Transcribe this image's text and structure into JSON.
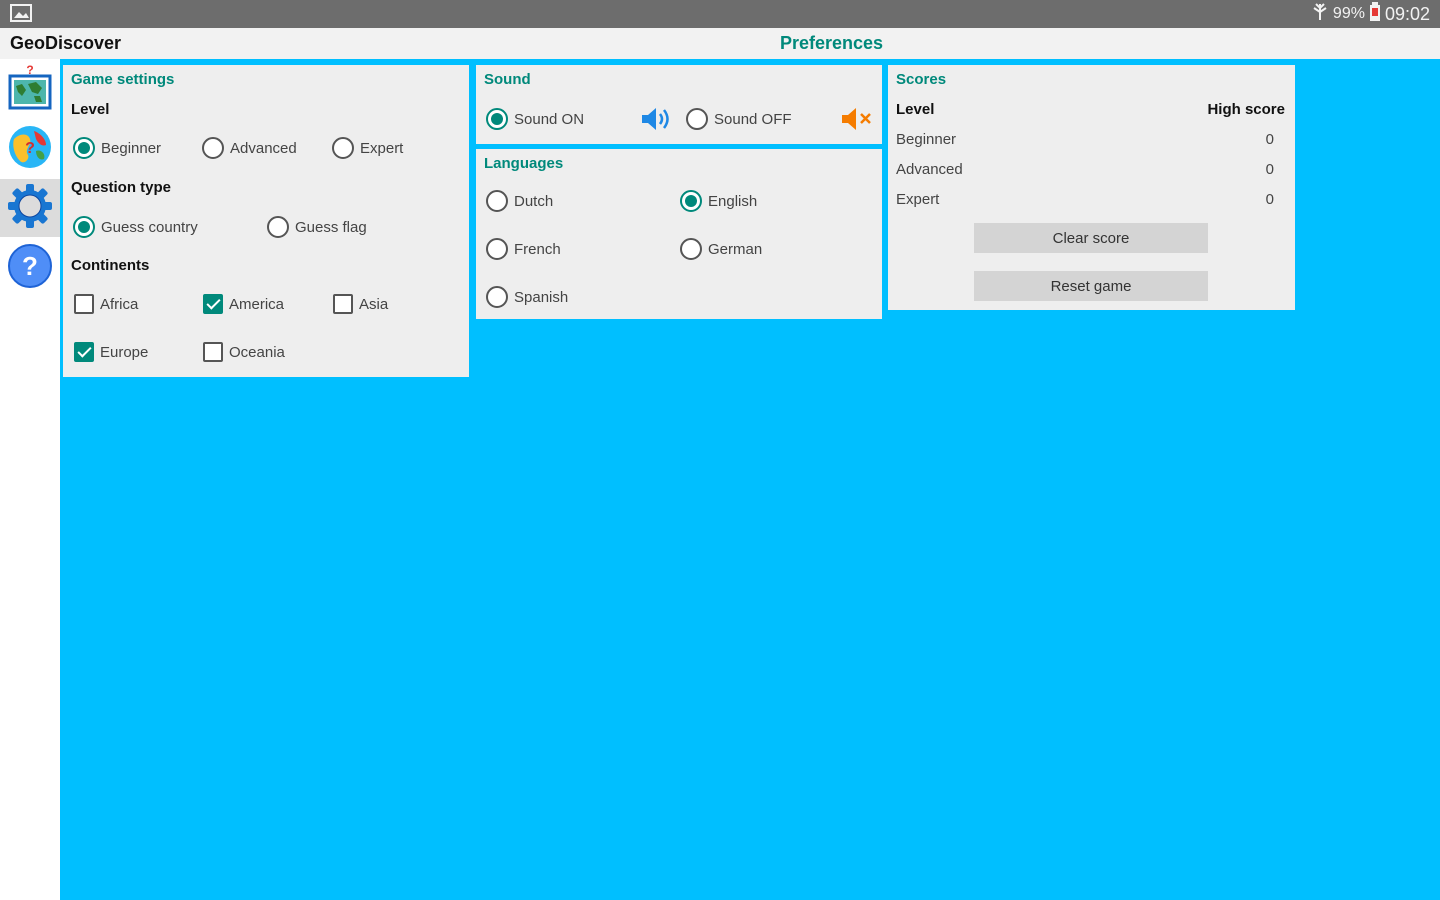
{
  "status_bar": {
    "battery": "99%",
    "time": "09:02",
    "icons": [
      "image-icon",
      "signal-icon",
      "battery-icon"
    ]
  },
  "header": {
    "app_title": "GeoDiscover",
    "page_title": "Preferences"
  },
  "sidebar": {
    "items": [
      {
        "icon": "world-map-icon",
        "active": false
      },
      {
        "icon": "globe-icon",
        "active": false
      },
      {
        "icon": "gear-icon",
        "active": true
      },
      {
        "icon": "help-icon",
        "active": false
      }
    ]
  },
  "game_settings": {
    "title": "Game settings",
    "level_label": "Level",
    "levels": {
      "beginner": "Beginner",
      "advanced": "Advanced",
      "expert": "Expert"
    },
    "level_selected": "Beginner",
    "question_type_label": "Question type",
    "question_types": {
      "guess_country": "Guess country",
      "guess_flag": "Guess flag"
    },
    "question_type_selected": "Guess country",
    "continents_label": "Continents",
    "continents": {
      "africa": {
        "label": "Africa",
        "checked": false
      },
      "america": {
        "label": "America",
        "checked": true
      },
      "asia": {
        "label": "Asia",
        "checked": false
      },
      "europe": {
        "label": "Europe",
        "checked": true
      },
      "oceania": {
        "label": "Oceania",
        "checked": false
      }
    }
  },
  "sound": {
    "title": "Sound",
    "on_label": "Sound ON",
    "off_label": "Sound OFF",
    "selected": "Sound ON"
  },
  "languages": {
    "title": "Languages",
    "dutch": "Dutch",
    "english": "English",
    "french": "French",
    "german": "German",
    "spanish": "Spanish",
    "selected": "English"
  },
  "scores": {
    "title": "Scores",
    "level_header": "Level",
    "high_score_header": "High score",
    "rows": [
      {
        "level": "Beginner",
        "score": "0"
      },
      {
        "level": "Advanced",
        "score": "0"
      },
      {
        "level": "Expert",
        "score": "0"
      }
    ],
    "clear_score_label": "Clear score",
    "reset_game_label": "Reset game"
  },
  "colors": {
    "accent": "#00897b",
    "background": "#00bfff",
    "panel": "#eeeeee",
    "status_bar": "#6d6d6d",
    "sound_on_icon": "#1e88e5",
    "sound_off_icon": "#f57c00"
  }
}
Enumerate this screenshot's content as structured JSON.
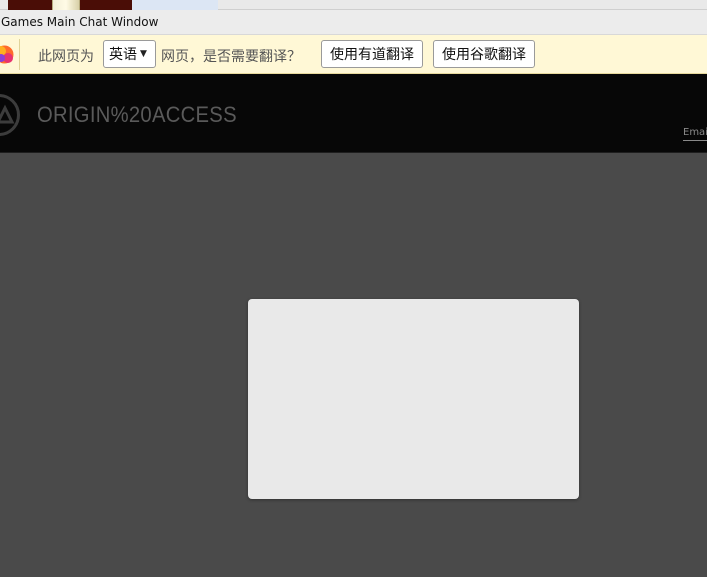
{
  "window": {
    "title": "Games Main Chat Window"
  },
  "translate_bar": {
    "prefix_text": "此网页为",
    "language_value": "英语",
    "prompt_text": "网页，是否需要翻译？",
    "youdao_button": "使用有道翻译",
    "google_button": "使用谷歌翻译"
  },
  "header": {
    "brand_title": "ORIGIN%20ACCESS",
    "email_tab": "Emai",
    "logo_icon": "ea-logo-icon"
  },
  "colors": {
    "header_bg": "#070707",
    "content_bg": "#4a4a4a",
    "card_bg": "#e9e9e9",
    "translate_bar_bg": "#fff8d6"
  }
}
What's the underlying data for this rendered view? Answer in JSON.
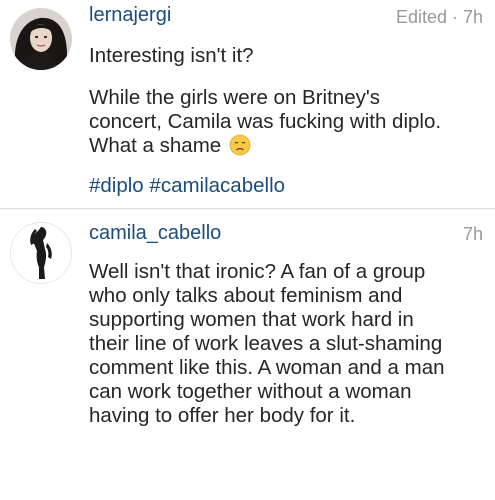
{
  "comments": [
    {
      "username": "lernajergi",
      "meta": "Edited · 7h",
      "paragraph_1": "Interesting isn't it?",
      "paragraph_2_lines": [
        "While the girls were on Britney's",
        "concert, Camila was fucking with diplo.",
        "What a shame"
      ],
      "emoji": "disappointed-face-icon",
      "hashtags": [
        "#diplo",
        "#camilacabello"
      ]
    },
    {
      "username": "camila_cabello",
      "meta": "7h",
      "body_lines": [
        "Well isn't that ironic? A fan of a group",
        "who only talks about feminism and",
        "supporting women that work hard in",
        "their line of work leaves a slut-shaming",
        "comment like this. A woman and a man",
        "can work together without a woman",
        "having to offer her body for it."
      ]
    }
  ],
  "colors": {
    "link": "#1a4d7c",
    "text": "#262626",
    "meta": "#999999",
    "emoji": "#f7c948"
  }
}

________________________

■ What is expected ■
Find how many lines of the listing include the string "diplo" and give that number, nothing else.

■ Output for this exercise ■
2